Work to do ▸
Copy out each line that includes the word "シャム猫の一問一答".

Input data ▸
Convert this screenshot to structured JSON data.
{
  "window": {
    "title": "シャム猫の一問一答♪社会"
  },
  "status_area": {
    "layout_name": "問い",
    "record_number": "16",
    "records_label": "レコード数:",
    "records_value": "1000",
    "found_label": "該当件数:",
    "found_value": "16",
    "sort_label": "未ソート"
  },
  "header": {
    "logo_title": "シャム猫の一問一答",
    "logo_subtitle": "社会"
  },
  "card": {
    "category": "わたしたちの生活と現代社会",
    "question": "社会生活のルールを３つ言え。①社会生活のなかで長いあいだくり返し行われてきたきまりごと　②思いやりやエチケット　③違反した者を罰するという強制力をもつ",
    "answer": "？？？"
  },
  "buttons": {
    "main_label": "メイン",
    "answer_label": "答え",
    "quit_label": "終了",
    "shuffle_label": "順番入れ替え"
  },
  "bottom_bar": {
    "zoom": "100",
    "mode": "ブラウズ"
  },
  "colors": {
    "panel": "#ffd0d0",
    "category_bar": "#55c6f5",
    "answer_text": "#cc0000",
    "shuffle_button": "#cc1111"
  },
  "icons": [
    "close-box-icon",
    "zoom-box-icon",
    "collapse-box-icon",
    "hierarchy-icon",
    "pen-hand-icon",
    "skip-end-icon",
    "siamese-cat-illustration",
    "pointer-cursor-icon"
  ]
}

--

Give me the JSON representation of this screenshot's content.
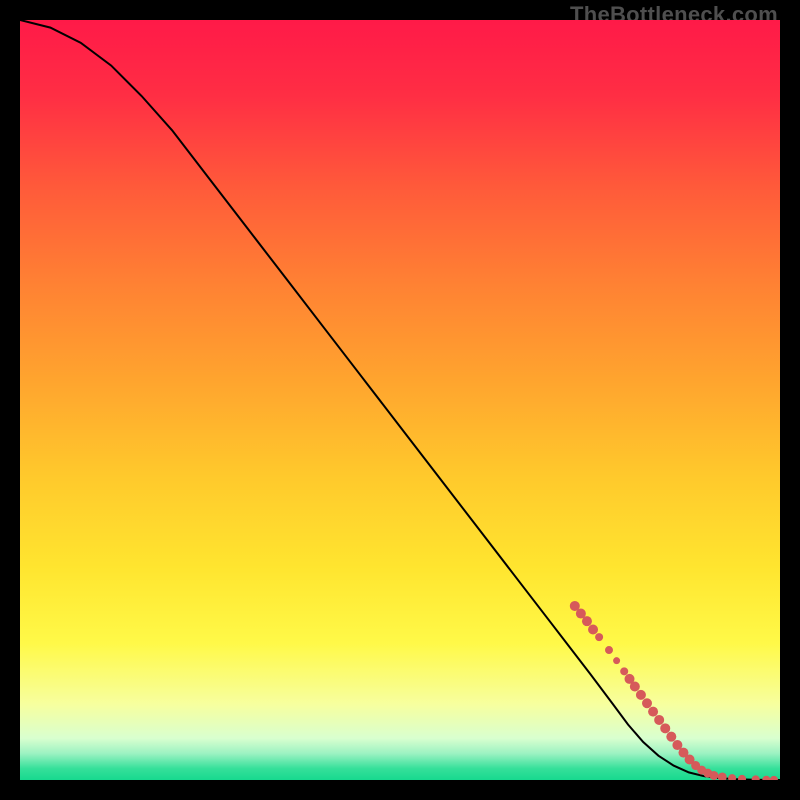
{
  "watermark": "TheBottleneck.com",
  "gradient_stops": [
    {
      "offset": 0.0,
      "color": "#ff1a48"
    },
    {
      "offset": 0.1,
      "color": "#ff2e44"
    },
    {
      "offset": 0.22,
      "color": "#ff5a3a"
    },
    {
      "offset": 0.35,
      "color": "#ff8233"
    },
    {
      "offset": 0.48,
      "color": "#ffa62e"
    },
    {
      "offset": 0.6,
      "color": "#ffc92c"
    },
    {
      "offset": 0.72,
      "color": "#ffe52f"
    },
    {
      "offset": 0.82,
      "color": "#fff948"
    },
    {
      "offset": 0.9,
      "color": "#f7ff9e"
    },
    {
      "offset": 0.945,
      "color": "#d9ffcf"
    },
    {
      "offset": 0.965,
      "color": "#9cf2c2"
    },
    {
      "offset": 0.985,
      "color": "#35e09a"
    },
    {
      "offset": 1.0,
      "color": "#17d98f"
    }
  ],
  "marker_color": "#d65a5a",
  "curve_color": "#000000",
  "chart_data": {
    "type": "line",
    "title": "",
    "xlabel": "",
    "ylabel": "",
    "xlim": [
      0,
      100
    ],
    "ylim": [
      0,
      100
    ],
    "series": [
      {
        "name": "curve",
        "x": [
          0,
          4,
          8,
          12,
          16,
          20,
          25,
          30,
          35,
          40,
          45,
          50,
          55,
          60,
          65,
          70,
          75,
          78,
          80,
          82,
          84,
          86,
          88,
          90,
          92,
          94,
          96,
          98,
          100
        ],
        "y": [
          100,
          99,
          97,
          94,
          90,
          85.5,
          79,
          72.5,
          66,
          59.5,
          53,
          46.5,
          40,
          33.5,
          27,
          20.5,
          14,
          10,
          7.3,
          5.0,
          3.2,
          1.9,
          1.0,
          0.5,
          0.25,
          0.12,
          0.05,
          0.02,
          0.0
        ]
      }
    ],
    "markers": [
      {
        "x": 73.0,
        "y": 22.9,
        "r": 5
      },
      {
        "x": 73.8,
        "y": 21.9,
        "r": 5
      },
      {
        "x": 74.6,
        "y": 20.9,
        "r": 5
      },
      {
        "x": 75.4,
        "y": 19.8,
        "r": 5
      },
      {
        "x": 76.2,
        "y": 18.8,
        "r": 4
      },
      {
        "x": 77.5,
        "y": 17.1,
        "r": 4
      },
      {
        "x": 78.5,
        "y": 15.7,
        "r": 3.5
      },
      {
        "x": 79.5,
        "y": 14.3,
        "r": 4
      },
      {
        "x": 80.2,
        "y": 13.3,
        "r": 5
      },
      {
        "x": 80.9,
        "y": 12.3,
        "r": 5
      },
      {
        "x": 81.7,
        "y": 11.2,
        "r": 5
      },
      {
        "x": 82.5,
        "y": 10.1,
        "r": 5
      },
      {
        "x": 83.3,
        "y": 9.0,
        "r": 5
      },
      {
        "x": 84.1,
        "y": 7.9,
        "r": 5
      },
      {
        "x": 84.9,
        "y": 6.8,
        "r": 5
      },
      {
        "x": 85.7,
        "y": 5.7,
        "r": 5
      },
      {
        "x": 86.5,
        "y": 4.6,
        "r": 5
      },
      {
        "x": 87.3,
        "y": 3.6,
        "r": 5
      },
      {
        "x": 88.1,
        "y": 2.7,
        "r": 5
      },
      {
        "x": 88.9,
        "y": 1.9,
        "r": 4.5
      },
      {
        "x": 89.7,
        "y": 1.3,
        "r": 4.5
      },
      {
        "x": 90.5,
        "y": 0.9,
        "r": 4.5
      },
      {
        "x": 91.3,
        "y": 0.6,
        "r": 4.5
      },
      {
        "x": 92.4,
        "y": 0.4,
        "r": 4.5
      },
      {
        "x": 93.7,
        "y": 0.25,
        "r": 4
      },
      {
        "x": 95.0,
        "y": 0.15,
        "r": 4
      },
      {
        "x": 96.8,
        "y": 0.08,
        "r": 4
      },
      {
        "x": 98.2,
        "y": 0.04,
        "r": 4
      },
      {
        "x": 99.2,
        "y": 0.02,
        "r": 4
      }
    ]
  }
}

Expected output ▸
    "title": "シャム猫の一問一答♪社会"
    "logo_title": "シャム猫の一問一答",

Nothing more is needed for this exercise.